WORK REQUEST A → In the Cheyenne Stampede article, retype the passage from "Franchise history" to "Oilers Ice Center.".
WORK REQUEST B → According to the Cheyenne Stampede article, why did the team skip the 2019–20 season?

STUDY TEXT →
- City: Cheyenne, Wyoming
- League: WSHL
- Division: Mountain
- Founded: 2004
- Home arena: Cheyenne Ice and Events Center
- Colors: Brown, yellow, white
- Owner: Mark Lantz
- General manager: Mark Lantz

Franchise history
- 2004–2005: Tulsa Bazooka Blues
- 2005–2011: Tulsa Rampage
- 2011–2019: Cheyenne Stampede

= Cheyenne Stampede =

The Cheyenne Stampede were a United Hockey Union-sanctioned junior ice hockey team in the Western States Hockey League (WSHL). The Stampede played their home games at the Cheyenne Ice and Events Center. The team announced it would not participate in the 2019–20 season due to a lease dispute.

== History ==
Prior to the 2011–12 season the team was the Tulsa Rampage, a USA Hockey-sanctioned Tier III Junior A ice hockey team, based in Tulsa, Oklahoma. The team played in the Midwest Division of the WSHL at the Oilers Ice Center.

RAW DATA →

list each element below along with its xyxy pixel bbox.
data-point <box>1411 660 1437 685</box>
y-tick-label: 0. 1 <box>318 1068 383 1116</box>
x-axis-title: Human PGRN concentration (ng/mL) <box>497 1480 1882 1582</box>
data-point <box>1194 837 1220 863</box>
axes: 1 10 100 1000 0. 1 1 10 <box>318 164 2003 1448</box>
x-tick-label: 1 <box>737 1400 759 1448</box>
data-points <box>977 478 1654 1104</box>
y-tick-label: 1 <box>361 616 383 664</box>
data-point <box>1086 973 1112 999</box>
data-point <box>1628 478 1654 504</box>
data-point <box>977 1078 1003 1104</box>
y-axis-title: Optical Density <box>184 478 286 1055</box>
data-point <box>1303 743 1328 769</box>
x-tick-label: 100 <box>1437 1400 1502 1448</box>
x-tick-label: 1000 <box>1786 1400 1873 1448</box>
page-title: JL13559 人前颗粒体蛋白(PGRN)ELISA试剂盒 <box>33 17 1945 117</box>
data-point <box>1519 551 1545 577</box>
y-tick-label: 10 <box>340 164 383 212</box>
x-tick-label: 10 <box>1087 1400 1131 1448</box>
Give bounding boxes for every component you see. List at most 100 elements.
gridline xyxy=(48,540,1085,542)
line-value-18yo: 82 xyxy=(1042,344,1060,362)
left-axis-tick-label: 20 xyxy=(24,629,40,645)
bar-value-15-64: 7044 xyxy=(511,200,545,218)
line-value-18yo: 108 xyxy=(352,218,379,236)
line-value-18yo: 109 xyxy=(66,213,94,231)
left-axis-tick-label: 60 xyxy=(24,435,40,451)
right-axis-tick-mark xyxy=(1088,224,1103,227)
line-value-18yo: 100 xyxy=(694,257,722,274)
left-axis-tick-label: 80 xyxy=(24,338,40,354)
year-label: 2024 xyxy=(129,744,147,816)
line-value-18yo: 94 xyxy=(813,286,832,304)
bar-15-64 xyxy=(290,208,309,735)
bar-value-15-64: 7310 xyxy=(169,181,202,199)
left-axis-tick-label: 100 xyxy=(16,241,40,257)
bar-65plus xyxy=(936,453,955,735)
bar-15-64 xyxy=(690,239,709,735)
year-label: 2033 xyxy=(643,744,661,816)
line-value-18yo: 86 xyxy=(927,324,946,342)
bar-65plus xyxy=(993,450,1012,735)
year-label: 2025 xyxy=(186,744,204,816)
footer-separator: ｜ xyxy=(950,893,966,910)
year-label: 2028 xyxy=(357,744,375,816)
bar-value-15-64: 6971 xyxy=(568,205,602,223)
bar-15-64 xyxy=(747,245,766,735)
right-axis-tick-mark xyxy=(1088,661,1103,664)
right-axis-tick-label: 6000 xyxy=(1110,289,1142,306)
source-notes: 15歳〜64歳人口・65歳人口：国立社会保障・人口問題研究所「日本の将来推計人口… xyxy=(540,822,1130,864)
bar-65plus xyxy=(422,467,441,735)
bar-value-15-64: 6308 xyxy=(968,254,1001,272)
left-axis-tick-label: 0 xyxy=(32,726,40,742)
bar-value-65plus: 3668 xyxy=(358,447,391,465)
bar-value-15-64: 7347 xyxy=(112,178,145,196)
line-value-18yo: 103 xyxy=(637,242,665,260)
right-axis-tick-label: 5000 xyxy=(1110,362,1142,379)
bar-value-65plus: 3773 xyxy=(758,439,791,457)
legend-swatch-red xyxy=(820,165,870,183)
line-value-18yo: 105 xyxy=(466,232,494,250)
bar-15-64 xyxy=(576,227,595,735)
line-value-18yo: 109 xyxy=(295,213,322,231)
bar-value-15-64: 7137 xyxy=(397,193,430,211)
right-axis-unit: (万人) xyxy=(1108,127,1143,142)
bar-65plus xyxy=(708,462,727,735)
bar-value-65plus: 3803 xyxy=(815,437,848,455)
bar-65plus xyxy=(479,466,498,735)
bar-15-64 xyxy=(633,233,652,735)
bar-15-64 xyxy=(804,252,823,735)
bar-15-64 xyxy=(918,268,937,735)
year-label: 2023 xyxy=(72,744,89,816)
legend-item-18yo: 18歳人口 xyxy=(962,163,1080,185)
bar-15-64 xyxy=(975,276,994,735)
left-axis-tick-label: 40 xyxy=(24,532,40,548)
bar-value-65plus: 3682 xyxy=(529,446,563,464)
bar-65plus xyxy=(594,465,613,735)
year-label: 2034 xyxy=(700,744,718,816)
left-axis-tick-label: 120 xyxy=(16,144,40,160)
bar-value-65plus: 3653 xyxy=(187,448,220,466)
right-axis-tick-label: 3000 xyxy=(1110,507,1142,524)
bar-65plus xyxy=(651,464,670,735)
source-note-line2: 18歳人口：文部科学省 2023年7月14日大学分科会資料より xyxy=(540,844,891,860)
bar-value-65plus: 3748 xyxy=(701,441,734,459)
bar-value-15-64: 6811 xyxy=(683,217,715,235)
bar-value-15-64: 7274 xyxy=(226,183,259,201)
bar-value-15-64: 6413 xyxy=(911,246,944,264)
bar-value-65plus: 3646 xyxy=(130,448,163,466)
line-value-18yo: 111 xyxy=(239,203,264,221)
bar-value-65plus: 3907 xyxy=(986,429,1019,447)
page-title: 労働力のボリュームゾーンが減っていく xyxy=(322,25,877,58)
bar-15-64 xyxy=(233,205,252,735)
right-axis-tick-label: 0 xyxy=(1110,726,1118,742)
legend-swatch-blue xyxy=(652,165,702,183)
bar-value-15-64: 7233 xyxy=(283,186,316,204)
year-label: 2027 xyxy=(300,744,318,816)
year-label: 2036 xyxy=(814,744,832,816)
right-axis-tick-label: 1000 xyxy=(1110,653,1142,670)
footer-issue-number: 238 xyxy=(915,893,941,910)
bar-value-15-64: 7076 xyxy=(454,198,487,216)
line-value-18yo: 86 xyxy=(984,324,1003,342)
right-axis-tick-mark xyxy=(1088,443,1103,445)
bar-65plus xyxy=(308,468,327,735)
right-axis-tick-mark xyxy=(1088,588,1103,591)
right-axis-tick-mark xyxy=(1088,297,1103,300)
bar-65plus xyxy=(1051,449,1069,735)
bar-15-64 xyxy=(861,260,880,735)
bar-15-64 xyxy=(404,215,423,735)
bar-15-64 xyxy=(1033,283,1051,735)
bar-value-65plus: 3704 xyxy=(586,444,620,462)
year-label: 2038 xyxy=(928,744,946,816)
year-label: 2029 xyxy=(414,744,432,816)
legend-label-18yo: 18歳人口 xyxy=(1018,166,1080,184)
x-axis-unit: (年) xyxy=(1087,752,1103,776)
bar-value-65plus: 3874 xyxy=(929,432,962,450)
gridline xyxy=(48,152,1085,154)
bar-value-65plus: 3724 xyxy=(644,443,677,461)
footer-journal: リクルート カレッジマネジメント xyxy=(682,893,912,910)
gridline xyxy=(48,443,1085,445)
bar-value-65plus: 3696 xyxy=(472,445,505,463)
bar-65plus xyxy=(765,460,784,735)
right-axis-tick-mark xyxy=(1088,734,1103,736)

WORKED SOLUTION A →
Franchise history
- 2004–2005: Tulsa Bazooka Blues
- 2005–2011: Tulsa Rampage
- 2011–2019: Cheyenne Stampede

= Cheyenne Stampede =

The Cheyenne Stampede were a United Hockey Union-sanctioned junior ice hockey team in the Western States Hockey League (WSHL). The Stampede played their home games at the Cheyenne Ice and Events Center. The team announced it would not participate in the 2019–20 season due to a lease dispute.

== History ==
Prior to the 2011–12 season the team was the Tulsa Rampage, a USA Hockey-sanctioned Tier III Junior A ice hockey team, based in Tulsa, Oklahoma. The team played in the Midwest Division of the WSHL at the Oilers Ice Center.

WORKED SOLUTION B → A lease dispute.